▶ **TASK INPUT**
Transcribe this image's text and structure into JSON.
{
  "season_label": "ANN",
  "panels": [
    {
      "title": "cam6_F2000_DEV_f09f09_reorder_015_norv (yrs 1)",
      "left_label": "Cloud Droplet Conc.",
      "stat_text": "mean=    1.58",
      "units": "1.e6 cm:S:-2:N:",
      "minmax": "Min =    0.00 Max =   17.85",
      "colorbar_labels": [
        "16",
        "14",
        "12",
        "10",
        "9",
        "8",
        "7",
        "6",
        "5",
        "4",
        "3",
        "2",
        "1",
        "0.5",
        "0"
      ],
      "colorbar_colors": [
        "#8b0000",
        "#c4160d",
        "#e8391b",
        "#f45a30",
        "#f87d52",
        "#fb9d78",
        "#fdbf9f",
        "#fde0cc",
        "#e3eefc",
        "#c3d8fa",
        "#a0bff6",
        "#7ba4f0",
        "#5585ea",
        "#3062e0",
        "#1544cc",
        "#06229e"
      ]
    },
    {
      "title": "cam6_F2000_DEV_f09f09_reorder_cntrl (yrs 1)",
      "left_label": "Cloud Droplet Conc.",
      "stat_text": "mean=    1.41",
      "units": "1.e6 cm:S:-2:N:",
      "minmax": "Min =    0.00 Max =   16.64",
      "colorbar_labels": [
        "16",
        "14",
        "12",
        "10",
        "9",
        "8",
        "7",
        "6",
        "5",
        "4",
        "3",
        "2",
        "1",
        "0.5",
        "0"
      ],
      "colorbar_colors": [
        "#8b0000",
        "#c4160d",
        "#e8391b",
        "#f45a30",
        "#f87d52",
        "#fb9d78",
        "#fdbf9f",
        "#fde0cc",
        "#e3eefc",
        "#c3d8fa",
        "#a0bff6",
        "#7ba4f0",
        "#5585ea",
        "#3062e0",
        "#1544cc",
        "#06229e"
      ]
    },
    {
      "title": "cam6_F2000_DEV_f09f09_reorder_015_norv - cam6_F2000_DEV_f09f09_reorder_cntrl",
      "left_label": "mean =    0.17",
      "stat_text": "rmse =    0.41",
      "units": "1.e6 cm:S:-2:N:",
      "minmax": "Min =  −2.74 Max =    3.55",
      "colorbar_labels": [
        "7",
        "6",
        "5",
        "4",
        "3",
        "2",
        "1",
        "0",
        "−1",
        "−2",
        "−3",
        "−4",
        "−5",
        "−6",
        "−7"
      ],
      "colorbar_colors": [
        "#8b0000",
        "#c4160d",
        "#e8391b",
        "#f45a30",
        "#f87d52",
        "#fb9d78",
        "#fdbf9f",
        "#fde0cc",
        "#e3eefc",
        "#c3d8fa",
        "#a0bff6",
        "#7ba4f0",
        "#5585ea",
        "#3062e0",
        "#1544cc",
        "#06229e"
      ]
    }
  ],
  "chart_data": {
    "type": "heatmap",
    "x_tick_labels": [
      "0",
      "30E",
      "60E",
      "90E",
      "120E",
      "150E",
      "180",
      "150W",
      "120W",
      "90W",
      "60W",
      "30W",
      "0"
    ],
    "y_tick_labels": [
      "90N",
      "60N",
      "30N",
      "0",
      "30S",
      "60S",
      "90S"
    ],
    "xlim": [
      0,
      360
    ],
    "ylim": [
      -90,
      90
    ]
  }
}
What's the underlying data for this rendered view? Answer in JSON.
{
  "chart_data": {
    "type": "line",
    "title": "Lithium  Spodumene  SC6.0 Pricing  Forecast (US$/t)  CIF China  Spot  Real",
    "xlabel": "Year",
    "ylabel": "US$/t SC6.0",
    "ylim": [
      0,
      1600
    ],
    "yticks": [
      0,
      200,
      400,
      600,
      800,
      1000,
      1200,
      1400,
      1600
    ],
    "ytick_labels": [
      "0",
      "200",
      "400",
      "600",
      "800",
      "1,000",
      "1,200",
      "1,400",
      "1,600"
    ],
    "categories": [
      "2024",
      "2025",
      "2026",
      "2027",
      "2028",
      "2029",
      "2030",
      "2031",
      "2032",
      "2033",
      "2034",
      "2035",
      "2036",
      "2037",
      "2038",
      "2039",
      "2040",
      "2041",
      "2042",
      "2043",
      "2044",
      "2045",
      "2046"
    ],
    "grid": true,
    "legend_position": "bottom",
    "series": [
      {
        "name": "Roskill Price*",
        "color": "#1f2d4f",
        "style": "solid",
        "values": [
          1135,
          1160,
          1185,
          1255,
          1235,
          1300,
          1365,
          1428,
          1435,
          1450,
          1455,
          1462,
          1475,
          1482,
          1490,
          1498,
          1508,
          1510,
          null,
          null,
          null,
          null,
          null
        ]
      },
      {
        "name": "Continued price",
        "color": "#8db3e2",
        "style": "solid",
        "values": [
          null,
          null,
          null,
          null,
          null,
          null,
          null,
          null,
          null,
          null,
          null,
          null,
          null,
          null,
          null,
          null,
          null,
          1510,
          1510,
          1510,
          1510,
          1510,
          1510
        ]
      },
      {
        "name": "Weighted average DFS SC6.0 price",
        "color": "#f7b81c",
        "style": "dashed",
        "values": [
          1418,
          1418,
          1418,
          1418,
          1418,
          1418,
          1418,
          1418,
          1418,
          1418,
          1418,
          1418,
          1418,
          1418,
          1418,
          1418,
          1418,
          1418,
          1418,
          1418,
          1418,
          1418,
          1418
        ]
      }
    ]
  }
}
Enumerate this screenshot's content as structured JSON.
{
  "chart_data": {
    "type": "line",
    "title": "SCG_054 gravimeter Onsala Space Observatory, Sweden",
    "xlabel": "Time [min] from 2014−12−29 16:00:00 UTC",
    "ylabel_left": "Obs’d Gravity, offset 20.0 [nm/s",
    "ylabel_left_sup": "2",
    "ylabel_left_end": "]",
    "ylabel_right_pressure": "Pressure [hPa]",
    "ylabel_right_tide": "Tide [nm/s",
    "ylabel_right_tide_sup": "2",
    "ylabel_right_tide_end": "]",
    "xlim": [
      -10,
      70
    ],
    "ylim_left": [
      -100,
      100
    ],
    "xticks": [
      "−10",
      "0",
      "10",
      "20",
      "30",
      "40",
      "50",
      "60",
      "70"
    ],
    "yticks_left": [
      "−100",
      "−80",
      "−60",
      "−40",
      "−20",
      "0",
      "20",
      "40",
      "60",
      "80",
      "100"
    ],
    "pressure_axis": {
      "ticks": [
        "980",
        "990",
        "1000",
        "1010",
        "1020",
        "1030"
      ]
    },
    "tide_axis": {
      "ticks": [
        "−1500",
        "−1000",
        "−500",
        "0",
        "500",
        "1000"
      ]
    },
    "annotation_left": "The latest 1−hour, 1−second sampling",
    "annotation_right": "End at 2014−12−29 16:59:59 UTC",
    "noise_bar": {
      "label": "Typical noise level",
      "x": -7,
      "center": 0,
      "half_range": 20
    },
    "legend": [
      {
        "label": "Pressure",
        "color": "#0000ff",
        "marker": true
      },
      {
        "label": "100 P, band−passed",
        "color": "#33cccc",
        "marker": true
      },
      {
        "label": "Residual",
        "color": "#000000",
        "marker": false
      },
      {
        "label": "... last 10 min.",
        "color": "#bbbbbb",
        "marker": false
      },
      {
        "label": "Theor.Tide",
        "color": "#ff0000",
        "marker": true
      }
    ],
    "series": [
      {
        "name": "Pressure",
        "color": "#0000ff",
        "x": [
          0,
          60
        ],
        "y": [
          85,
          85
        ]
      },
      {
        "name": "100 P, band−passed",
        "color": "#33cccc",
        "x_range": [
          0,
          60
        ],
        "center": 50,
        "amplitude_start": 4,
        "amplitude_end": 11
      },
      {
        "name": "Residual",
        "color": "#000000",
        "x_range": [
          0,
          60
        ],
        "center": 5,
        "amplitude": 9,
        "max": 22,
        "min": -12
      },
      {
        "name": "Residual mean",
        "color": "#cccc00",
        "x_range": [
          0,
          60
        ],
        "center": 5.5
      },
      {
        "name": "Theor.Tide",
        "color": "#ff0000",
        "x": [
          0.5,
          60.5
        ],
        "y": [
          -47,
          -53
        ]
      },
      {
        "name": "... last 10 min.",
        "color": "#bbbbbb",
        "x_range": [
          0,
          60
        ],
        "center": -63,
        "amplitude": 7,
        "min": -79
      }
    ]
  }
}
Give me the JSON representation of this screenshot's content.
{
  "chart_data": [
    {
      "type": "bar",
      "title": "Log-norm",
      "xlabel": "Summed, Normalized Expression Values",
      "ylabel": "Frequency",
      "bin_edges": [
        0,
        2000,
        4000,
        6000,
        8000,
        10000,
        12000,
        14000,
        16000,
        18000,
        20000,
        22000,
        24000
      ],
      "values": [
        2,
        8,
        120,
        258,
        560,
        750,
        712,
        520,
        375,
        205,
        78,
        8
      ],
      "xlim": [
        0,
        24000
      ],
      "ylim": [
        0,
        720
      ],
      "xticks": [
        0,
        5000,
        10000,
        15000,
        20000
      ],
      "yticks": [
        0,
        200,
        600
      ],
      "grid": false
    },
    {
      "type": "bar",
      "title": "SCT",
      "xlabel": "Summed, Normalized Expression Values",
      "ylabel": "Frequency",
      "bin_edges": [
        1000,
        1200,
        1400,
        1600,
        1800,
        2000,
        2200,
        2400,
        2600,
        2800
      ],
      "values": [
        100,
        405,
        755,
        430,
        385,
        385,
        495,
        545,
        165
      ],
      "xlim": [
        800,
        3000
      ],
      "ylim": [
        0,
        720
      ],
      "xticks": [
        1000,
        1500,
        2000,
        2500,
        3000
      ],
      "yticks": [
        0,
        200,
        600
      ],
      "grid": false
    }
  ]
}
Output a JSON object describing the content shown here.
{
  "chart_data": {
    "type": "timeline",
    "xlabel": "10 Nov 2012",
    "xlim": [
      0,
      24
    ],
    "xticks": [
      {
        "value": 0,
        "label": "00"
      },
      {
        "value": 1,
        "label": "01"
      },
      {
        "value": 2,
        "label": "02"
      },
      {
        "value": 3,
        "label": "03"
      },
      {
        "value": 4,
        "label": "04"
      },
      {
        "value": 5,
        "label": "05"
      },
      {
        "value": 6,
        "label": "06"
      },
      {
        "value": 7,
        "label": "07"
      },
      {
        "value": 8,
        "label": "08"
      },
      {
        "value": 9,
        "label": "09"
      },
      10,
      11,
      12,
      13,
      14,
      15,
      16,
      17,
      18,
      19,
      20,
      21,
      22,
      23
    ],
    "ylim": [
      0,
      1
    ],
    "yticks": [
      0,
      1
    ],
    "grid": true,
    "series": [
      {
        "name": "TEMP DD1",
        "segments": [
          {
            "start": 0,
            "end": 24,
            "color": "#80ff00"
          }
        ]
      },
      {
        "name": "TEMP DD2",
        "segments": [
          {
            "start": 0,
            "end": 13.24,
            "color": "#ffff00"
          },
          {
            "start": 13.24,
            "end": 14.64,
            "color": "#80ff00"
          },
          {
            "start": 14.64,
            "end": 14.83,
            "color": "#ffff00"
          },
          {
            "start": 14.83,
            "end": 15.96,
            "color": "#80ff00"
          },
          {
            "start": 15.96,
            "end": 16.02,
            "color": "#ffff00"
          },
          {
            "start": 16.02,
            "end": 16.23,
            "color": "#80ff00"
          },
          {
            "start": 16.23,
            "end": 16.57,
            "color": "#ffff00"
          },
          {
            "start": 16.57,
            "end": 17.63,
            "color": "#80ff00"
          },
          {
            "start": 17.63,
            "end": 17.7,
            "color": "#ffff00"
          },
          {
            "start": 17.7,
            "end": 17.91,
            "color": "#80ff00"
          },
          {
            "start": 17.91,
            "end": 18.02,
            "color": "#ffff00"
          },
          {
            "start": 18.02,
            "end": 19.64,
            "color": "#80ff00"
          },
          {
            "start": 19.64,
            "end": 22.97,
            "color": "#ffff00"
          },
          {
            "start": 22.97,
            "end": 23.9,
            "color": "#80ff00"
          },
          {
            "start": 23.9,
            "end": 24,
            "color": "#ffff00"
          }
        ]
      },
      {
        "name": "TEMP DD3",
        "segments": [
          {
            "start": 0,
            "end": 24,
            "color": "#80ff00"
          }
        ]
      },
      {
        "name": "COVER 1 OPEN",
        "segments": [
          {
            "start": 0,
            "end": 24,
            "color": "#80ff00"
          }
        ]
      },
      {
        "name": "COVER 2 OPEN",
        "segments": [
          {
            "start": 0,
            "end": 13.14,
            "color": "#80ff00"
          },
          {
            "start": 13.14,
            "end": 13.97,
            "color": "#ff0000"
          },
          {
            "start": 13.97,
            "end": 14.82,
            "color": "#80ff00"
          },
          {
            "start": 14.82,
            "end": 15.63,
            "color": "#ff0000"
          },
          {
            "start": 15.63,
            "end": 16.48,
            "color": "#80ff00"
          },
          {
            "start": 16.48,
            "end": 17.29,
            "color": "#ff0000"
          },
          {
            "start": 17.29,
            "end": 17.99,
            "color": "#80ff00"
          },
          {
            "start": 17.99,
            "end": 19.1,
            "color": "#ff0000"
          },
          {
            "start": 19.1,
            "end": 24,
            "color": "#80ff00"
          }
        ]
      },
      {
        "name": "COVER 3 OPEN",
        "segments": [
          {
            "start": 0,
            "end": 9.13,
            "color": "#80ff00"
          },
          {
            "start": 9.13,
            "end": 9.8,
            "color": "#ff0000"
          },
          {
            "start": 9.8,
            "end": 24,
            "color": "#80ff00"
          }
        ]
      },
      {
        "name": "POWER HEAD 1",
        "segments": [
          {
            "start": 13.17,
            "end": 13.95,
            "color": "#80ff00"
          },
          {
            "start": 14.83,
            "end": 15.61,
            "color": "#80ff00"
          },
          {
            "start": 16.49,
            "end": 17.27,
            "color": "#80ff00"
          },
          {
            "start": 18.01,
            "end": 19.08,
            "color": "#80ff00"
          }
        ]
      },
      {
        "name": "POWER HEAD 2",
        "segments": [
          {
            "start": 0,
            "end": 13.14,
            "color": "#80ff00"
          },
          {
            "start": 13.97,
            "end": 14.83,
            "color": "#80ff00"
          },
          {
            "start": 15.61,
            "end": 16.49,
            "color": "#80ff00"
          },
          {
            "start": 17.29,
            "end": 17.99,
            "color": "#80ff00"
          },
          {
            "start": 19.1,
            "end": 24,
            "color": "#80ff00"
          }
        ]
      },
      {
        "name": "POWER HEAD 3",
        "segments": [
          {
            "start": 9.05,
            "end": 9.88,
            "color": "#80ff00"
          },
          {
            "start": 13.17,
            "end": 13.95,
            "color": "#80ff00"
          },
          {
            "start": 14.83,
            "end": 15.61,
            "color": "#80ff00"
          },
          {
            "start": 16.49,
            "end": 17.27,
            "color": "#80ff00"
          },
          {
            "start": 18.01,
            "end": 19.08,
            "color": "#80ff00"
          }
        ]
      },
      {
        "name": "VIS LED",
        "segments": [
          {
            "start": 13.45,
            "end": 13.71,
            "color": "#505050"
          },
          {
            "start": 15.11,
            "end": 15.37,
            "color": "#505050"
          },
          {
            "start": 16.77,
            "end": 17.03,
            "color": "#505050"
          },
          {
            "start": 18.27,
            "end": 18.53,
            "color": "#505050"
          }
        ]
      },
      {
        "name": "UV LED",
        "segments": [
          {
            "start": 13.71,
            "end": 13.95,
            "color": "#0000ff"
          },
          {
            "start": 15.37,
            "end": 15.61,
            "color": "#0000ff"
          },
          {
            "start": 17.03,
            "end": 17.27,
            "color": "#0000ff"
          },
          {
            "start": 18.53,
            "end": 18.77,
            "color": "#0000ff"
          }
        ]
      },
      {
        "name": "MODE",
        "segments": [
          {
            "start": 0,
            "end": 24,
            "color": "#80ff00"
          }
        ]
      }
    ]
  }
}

▶ **EXERCISE**
Check each line of the entries above, and show every one holding the word "Residual".

▶ **EXERCISE SOLUTION**
        "label": "Residual",
        "name": "Residual",
        "name": "Residual mean",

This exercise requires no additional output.